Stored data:
────────
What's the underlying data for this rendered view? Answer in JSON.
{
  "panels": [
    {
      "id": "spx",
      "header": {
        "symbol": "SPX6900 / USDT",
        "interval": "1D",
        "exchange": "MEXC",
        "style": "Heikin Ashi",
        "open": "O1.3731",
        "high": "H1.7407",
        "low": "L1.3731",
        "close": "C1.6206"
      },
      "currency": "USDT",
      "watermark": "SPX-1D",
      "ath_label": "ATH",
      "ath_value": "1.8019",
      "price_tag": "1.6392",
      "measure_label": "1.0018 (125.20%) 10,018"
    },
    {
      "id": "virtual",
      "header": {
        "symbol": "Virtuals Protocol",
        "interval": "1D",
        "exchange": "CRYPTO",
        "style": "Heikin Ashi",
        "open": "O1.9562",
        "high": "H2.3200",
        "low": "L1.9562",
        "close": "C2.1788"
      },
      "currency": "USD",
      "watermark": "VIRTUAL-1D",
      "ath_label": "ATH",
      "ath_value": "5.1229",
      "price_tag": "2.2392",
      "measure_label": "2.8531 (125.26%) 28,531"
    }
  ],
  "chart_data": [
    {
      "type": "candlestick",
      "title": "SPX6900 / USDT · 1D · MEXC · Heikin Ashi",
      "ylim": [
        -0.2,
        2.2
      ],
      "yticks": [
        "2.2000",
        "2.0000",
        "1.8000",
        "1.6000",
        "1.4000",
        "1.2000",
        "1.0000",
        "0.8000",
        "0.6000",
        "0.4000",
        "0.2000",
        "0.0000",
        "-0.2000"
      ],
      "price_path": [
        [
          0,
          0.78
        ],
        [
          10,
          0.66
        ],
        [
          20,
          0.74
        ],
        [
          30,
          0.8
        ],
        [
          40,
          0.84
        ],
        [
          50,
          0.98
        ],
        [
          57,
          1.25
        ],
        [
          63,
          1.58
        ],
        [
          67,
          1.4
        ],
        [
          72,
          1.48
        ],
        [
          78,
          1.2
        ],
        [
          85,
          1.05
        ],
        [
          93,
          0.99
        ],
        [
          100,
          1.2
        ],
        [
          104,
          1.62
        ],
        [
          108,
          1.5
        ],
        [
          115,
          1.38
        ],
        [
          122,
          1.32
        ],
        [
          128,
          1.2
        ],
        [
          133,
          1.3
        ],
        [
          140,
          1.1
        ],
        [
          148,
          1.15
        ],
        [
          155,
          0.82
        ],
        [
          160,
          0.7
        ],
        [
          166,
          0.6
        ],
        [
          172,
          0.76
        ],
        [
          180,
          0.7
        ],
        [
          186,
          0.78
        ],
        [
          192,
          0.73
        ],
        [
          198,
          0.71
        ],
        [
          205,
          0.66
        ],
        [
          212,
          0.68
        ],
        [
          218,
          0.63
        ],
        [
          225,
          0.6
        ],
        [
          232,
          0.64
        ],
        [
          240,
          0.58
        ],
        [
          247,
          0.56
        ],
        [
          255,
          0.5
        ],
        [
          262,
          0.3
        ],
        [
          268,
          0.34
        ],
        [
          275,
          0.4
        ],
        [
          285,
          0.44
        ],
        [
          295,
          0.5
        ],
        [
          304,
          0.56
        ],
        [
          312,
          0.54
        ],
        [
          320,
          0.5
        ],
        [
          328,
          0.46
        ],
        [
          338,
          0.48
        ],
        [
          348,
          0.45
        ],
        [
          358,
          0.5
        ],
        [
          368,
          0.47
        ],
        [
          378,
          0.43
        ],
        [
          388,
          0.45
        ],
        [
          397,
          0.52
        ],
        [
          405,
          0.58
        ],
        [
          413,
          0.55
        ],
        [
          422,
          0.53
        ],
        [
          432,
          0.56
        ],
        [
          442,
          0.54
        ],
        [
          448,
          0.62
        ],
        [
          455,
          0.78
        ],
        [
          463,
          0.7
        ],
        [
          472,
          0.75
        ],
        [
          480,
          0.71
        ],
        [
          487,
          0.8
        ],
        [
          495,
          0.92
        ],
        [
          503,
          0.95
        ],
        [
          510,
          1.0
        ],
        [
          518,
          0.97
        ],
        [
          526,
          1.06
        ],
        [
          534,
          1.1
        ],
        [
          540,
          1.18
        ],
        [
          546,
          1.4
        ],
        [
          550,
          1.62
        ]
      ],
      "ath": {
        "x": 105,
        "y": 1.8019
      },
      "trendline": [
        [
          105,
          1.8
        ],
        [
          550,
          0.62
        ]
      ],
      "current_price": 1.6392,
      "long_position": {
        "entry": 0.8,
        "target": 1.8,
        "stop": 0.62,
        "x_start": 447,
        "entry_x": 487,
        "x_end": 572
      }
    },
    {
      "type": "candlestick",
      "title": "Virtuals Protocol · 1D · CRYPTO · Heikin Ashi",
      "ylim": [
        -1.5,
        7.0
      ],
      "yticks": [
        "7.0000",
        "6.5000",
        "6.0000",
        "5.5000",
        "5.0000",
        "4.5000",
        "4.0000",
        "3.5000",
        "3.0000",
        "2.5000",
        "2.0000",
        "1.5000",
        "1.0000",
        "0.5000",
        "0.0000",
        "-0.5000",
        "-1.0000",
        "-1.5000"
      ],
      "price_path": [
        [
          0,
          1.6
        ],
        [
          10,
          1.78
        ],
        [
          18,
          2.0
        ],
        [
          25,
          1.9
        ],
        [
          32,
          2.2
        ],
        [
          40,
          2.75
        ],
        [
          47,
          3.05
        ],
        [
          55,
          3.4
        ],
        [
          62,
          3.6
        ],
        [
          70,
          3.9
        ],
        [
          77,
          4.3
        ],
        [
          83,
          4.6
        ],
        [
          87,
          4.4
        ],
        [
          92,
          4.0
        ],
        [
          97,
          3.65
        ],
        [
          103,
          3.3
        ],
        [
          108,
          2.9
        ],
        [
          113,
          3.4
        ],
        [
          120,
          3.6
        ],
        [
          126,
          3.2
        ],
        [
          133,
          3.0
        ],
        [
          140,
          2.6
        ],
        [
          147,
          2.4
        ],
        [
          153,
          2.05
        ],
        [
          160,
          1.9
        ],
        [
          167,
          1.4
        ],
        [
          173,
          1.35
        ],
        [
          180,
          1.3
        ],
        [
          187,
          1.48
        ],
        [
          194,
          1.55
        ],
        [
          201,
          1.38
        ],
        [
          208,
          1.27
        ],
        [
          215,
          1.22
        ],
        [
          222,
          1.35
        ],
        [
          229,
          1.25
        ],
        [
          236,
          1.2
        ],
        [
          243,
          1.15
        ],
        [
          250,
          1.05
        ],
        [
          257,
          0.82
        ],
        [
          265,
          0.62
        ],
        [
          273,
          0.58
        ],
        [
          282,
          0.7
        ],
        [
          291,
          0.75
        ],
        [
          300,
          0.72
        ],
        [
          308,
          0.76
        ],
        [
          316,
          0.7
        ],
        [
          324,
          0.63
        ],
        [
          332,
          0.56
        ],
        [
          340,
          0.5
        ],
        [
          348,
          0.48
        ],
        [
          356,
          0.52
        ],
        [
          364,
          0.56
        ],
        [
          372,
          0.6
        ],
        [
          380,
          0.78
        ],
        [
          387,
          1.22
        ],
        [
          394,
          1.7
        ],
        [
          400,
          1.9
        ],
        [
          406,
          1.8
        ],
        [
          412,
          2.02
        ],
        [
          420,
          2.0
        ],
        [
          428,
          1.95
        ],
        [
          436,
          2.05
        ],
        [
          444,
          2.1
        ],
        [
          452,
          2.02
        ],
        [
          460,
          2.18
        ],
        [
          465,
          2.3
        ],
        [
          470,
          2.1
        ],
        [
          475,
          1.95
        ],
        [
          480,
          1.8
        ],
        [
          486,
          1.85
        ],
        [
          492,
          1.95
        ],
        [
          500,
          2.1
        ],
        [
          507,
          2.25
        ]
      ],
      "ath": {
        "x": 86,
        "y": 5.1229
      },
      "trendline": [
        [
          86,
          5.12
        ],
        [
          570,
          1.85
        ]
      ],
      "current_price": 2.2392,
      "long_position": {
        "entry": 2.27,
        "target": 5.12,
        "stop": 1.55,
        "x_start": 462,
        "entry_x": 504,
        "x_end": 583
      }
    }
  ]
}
────────
Across the records above, count the lines holding "MEXC" and reply with that number alone.

2